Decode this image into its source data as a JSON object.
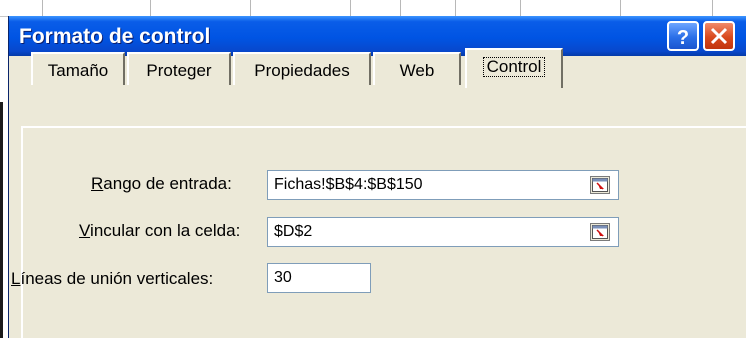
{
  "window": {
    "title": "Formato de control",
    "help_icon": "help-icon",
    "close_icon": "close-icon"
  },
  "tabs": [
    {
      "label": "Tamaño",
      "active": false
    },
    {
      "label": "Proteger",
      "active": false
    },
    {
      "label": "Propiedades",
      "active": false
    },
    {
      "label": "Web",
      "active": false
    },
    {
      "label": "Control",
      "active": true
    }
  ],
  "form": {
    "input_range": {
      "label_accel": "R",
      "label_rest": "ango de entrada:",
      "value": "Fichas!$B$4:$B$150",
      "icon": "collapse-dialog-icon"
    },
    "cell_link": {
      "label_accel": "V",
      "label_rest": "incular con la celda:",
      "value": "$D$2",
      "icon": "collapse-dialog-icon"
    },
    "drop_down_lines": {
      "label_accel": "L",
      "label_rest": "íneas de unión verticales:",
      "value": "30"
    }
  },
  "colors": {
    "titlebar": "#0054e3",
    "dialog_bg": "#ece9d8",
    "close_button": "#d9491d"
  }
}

==

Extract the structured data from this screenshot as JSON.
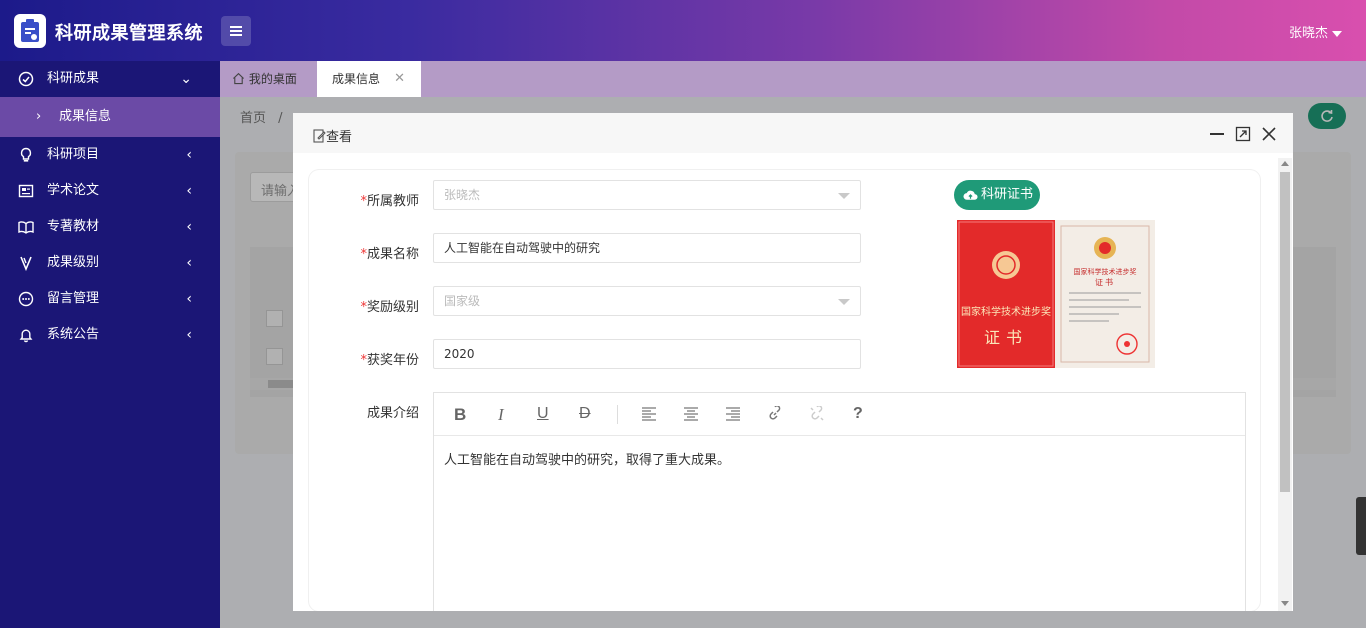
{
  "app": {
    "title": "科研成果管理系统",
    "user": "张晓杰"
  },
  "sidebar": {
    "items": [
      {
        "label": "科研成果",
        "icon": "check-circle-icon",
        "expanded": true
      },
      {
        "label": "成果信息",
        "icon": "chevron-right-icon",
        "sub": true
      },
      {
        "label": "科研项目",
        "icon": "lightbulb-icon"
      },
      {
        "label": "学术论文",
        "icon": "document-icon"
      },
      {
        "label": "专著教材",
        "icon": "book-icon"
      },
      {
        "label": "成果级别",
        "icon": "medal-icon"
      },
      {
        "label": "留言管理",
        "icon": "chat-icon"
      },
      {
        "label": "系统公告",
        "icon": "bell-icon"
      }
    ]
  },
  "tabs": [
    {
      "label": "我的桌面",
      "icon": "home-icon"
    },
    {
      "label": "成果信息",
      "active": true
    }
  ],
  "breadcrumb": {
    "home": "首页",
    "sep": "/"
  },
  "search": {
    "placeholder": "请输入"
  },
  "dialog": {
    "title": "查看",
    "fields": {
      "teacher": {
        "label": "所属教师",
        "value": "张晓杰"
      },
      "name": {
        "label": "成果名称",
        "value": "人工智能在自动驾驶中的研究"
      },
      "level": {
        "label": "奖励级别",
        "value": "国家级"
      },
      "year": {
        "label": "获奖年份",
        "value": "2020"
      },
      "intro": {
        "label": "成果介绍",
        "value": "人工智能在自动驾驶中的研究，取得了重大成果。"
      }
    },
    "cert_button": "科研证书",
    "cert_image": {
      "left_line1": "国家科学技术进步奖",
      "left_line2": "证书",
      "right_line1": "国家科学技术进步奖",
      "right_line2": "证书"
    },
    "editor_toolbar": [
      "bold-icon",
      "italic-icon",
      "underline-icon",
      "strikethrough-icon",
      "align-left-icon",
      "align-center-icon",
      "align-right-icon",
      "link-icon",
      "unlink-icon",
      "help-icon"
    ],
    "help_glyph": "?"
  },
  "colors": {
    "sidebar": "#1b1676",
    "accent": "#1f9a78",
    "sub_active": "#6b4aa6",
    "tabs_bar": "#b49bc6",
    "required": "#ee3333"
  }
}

## INSTRUCTIONS FOR THE TASK
List every line from the entries above in which "this" appears.

## CORRECT RESPONSE
Decode this image into its source data as a JSON object.
Extract the structured data from this screenshot as JSON.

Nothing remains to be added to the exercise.